What the task asks – Answer with one number: the count of lines in the listing below that hold the word "Goobi".
------ Data rows
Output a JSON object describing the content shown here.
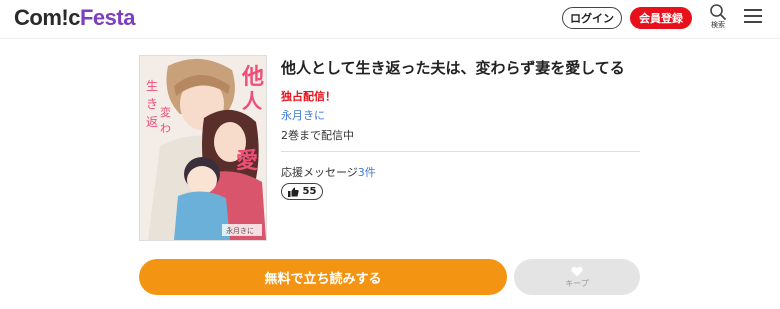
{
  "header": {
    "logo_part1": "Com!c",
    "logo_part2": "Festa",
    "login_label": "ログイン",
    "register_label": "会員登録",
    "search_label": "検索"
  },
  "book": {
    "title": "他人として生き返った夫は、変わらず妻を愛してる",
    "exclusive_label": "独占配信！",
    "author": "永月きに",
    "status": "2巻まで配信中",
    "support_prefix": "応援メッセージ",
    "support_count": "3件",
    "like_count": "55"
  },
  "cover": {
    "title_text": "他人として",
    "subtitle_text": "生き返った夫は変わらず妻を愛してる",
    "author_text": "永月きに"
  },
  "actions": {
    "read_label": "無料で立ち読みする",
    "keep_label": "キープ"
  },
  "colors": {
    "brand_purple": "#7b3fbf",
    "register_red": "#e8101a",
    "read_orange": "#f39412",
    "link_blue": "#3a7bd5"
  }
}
------------
------ Data rows
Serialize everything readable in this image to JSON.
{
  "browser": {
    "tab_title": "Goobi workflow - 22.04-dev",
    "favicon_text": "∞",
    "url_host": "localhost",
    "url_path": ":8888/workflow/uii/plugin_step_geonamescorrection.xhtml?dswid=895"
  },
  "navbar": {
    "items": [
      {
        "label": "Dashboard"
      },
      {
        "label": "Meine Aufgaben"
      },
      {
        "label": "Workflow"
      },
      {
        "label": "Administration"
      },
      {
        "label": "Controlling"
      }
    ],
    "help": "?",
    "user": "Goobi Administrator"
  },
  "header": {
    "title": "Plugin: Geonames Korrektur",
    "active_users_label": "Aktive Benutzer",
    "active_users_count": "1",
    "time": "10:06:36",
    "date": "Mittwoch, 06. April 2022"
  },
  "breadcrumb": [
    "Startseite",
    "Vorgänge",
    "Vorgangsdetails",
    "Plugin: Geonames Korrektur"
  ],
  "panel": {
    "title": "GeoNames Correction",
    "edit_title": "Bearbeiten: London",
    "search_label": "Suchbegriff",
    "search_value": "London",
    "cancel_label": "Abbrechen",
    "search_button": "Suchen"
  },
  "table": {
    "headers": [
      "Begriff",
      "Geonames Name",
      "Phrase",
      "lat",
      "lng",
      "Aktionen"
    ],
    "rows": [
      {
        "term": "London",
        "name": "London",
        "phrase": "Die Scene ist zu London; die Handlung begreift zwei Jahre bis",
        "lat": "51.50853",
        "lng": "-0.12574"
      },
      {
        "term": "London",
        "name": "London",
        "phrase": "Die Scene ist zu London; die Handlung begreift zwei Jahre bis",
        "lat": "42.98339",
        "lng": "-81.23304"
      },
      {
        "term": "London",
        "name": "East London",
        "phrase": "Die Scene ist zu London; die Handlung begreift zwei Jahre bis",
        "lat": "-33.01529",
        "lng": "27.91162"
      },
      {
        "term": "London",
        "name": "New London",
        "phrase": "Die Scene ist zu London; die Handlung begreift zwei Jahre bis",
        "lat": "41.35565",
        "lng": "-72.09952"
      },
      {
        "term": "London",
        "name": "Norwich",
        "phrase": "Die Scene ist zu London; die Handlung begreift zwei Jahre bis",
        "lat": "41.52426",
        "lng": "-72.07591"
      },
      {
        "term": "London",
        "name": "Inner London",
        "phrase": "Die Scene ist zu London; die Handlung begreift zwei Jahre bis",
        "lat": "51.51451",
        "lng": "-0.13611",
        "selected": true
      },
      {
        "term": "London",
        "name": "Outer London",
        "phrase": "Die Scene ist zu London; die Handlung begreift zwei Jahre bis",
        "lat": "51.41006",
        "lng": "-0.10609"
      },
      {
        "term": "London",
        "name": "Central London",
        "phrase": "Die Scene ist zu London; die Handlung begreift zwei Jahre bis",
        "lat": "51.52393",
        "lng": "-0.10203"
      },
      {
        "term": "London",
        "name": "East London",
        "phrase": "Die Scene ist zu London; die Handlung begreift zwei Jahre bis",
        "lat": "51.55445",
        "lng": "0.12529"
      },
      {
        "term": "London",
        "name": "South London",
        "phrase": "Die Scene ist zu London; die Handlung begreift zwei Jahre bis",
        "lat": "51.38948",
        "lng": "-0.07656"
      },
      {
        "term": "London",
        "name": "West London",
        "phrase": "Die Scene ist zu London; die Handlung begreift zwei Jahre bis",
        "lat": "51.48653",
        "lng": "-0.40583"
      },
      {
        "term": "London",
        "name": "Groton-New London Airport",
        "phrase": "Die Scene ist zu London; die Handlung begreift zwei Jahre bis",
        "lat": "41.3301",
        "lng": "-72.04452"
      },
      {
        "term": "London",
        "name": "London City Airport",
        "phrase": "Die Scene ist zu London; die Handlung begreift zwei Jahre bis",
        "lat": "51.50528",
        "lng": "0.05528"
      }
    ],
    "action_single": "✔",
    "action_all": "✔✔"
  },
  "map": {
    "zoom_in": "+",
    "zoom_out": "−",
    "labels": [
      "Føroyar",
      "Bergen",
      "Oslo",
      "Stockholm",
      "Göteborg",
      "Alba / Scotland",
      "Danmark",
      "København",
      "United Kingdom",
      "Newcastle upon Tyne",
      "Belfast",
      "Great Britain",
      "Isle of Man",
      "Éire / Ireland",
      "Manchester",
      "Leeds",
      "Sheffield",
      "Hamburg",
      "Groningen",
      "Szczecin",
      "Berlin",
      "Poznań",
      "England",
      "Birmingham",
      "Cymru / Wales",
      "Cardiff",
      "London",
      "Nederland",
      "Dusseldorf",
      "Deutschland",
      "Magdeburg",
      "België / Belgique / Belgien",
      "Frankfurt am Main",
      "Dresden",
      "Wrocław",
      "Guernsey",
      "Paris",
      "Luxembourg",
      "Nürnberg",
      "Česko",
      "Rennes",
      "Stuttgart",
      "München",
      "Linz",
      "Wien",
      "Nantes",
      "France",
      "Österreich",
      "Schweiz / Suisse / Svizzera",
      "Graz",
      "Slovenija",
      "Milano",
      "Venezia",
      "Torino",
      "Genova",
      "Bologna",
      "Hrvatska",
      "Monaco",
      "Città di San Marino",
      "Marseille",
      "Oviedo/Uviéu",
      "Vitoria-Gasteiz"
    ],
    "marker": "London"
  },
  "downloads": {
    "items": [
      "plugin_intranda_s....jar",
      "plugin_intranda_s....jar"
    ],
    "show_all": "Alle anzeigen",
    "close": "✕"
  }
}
------------
------ Data rows
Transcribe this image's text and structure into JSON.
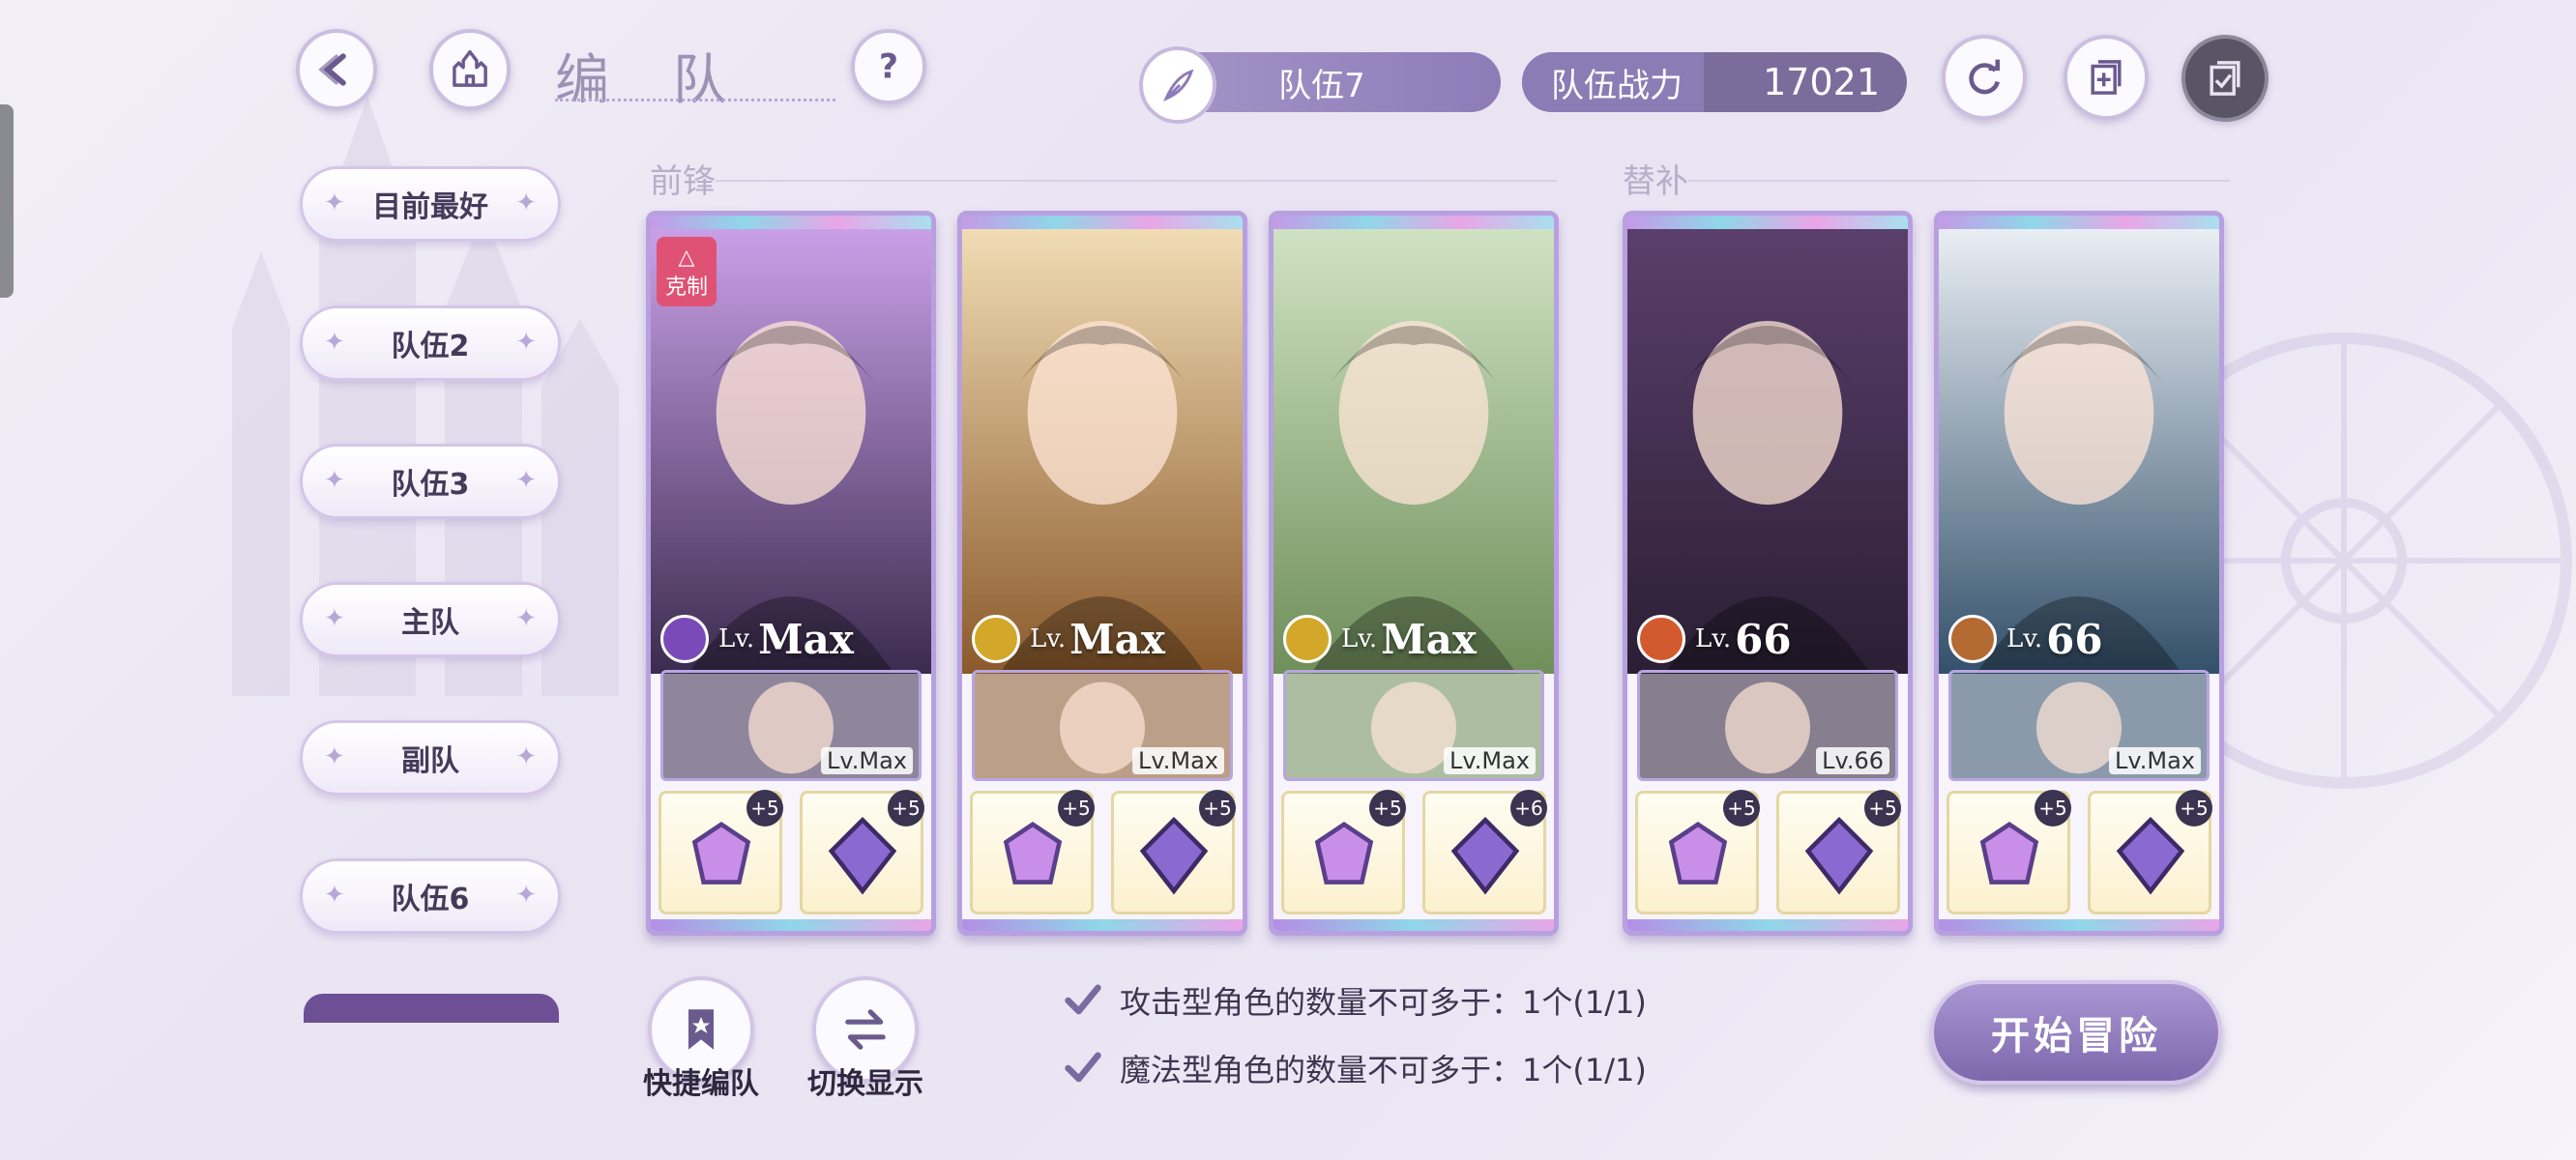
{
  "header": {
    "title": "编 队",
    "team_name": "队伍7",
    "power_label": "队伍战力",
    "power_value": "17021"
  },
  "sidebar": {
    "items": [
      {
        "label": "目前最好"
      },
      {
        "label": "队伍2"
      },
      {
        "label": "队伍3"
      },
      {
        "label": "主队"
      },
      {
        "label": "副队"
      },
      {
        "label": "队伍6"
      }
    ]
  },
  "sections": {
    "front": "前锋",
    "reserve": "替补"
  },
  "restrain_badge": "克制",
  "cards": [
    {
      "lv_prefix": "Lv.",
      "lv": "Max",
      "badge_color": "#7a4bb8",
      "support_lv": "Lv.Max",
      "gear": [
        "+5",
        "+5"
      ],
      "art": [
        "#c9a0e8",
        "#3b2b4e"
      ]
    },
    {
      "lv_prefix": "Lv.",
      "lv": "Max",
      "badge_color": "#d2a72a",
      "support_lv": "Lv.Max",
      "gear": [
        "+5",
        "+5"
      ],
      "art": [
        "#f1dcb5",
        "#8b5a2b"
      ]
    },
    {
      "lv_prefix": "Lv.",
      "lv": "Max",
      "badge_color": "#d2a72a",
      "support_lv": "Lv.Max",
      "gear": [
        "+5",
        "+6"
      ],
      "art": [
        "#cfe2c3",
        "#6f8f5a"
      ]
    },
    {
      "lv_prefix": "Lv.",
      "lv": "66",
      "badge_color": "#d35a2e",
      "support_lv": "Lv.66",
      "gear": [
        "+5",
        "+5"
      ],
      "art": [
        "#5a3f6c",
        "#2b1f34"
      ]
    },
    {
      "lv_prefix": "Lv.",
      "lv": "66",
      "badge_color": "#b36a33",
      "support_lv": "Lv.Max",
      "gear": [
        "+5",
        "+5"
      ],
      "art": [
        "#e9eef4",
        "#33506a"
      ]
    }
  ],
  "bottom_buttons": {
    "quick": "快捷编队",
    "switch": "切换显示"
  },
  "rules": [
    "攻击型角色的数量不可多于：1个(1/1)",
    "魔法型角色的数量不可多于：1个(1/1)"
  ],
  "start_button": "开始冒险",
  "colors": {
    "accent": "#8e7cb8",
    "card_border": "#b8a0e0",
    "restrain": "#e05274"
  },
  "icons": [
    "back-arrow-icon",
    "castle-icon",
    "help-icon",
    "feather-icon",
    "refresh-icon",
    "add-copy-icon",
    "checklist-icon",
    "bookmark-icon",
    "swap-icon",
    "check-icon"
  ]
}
------------
The answer – 2